Every entry below must appear again, exactly as written.

Start of Data for this task

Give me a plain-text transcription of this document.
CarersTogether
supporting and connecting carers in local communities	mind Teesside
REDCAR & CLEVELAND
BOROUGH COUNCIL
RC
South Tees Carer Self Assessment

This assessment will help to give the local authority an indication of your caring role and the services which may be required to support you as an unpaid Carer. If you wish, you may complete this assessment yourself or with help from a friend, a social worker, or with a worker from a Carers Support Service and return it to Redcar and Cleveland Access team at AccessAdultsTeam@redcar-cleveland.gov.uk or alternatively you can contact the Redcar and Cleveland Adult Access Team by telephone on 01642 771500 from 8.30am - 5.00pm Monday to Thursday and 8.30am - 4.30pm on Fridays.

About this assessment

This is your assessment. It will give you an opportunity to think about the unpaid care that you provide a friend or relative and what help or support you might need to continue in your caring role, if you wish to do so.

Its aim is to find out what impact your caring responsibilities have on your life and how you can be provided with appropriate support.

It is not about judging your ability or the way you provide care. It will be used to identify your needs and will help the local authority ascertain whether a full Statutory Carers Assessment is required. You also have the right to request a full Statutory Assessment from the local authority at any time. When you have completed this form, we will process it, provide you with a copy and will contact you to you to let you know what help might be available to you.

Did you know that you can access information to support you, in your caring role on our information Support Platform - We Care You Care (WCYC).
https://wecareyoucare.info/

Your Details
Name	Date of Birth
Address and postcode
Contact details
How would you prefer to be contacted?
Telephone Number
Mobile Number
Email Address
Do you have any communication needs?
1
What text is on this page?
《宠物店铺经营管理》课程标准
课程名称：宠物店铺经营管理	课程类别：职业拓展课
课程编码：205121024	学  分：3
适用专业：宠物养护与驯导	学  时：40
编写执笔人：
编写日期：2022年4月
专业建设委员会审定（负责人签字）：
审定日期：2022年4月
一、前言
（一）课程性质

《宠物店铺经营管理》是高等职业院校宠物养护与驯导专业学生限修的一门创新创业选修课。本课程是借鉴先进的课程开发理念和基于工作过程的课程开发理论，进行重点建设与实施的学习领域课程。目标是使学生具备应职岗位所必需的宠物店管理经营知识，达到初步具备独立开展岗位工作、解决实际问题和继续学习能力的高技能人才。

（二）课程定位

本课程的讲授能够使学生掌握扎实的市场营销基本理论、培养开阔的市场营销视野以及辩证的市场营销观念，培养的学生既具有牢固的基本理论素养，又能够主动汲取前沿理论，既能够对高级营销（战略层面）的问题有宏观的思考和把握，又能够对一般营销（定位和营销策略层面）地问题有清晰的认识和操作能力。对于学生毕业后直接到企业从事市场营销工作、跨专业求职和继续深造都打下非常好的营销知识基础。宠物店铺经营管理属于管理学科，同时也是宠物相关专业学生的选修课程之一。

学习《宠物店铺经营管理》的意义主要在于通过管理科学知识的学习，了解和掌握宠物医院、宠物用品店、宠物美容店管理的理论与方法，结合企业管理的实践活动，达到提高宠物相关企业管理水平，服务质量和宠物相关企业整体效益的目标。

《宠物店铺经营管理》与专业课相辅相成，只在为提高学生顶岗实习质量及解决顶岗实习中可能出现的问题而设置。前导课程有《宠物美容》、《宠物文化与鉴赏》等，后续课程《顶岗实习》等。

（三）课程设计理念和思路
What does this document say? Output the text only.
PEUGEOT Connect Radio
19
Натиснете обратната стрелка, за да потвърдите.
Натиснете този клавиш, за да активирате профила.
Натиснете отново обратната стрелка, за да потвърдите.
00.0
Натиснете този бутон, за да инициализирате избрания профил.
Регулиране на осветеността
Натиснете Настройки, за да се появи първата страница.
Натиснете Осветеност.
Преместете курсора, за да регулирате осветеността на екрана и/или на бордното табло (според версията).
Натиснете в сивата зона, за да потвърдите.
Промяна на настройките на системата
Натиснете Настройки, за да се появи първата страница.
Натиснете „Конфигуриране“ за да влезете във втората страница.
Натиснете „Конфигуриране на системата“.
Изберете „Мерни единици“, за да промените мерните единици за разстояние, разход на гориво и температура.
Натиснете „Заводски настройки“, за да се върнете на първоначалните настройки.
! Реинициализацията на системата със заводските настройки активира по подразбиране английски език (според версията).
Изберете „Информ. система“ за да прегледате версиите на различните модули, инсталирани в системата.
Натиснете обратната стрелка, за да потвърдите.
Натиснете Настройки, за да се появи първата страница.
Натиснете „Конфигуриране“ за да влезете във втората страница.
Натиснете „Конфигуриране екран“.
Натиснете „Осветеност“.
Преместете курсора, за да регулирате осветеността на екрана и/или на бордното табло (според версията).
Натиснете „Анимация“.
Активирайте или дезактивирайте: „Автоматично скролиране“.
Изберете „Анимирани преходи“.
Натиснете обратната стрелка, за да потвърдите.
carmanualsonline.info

End of Data for this task

- Answer to this exercise
Give me a plain-text transcription of this document.
CarersTogether
supporting and connecting carers in local communities	mind Teesside
REDCAR & CLEVELAND
BOROUGH COUNCIL
RC
South Tees Carer Self Assessment

This assessment will help to give the local authority an indication of your caring role and the services which may be required to support you as an unpaid Carer. If you wish, you may complete this assessment yourself or with help from a friend, a social worker, or with a worker from a Carers Support Service and return it to Redcar and Cleveland Access team at AccessAdultsTeam@redcar-cleveland.gov.uk or alternatively you can contact the Redcar and Cleveland Adult Access Team by telephone on 01642 771500 from 8.30am - 5.00pm Monday to Thursday and 8.30am - 4.30pm on Fridays.

About this assessment

This is your assessment. It will give you an opportunity to think about the unpaid care that you provide a friend or relative and what help or support you might need to continue in your caring role, if you wish to do so.

Its aim is to find out what impact your caring responsibilities have on your life and how you can be provided with appropriate support.

It is not about judging your ability or the way you provide care. It will be used to identify your needs and will help the local authority ascertain whether a full Statutory Carers Assessment is required. You also have the right to request a full Statutory Assessment from the local authority at any time. When you have completed this form, we will process it, provide you with a copy and will contact you to you to let you know what help might be available to you.

Did you know that you can access information to support you, in your caring role on our information Support Platform - We Care You Care (WCYC).
https://wecareyoucare.info/

Your Details
Name	Date of Birth
Address and postcode
Contact details
How would you prefer to be contacted?
Telephone Number
Mobile Number
Email Address
Do you have any communication needs?
1
What text is on this page?
《宠物店铺经营管理》课程标准
课程名称：宠物店铺经营管理	课程类别：职业拓展课
课程编码：205121024	学  分：3
适用专业：宠物养护与驯导	学  时：40
编写执笔人：
编写日期：2022年4月
专业建设委员会审定（负责人签字）：
审定日期：2022年4月
一、前言
（一）课程性质

《宠物店铺经营管理》是高等职业院校宠物养护与驯导专业学生限修的一门创新创业选修课。本课程是借鉴先进的课程开发理念和基于工作过程的课程开发理论，进行重点建设与实施的学习领域课程。目标是使学生具备应职岗位所必需的宠物店管理经营知识，达到初步具备独立开展岗位工作、解决实际问题和继续学习能力的高技能人才。

（二）课程定位

本课程的讲授能够使学生掌握扎实的市场营销基本理论、培养开阔的市场营销视野以及辩证的市场营销观念，培养的学生既具有牢固的基本理论素养，又能够主动汲取前沿理论，既能够对高级营销（战略层面）的问题有宏观的思考和把握，又能够对一般营销（定位和营销策略层面）地问题有清晰的认识和操作能力。对于学生毕业后直接到企业从事市场营销工作、跨专业求职和继续深造都打下非常好的营销知识基础。宠物店铺经营管理属于管理学科，同时也是宠物相关专业学生的选修课程之一。

学习《宠物店铺经营管理》的意义主要在于通过管理科学知识的学习，了解和掌握宠物医院、宠物用品店、宠物美容店管理的理论与方法，结合企业管理的实践活动，达到提高宠物相关企业管理水平，服务质量和宠物相关企业整体效益的目标。

《宠物店铺经营管理》与专业课相辅相成，只在为提高学生顶岗实习质量及解决顶岗实习中可能出现的问题而设置。前导课程有《宠物美容》、《宠物文化与鉴赏》等，后续课程《顶岗实习》等。

（三）课程设计理念和思路
What does this document say? Output the text only.
PEUGEOT Connect Radio
19
Натиснете обратната стрелка, за да потвърдите.
Натиснете този клавиш, за да активирате профила.
Натиснете отново обратната стрелка, за да потвърдите.
00.0
Натиснете този бутон, за да инициализирате избрания профил.
Регулиране на осветеността
Натиснете Настройки, за да се появи първата страница.
Натиснете Осветеност.
Преместете курсора, за да регулирате осветеността на екрана и/или на бордното табло (според версията).
Натиснете в сивата зона, за да потвърдите.
Промяна на настройките на системата
Натиснете Настройки, за да се появи първата страница.
Натиснете „Конфигуриране“ за да влезете във втората страница.
Натиснете „Конфигуриране на системата“.
Изберете „Мерни единици“, за да промените мерните единици за разстояние, разход на гориво и температура.
Натиснете „Заводски настройки“, за да се върнете на първоначалните настройки.
! Реинициализацията на системата със заводските настройки активира по подразбиране английски език (според версията).
Изберете „Информ. система“ за да прегледате версиите на различните модули, инсталирани в системата.
Натиснете обратната стрелка, за да потвърдите.
Натиснете Настройки, за да се появи първата страница.
Натиснете „Конфигуриране“ за да влезете във втората страница.
Натиснете „Конфигуриране екран“.
Натиснете „Осветеност“.
Преместете курсора, за да регулирате осветеността на екрана и/или на бордното табло (според версията).
Натиснете „Анимация“.
Активирайте или дезактивирайте: „Автоматично скролиране“.
Изберете „Анимирани преходи“.
Натиснете обратната стрелка, за да потвърдите.
carmanualsonline.info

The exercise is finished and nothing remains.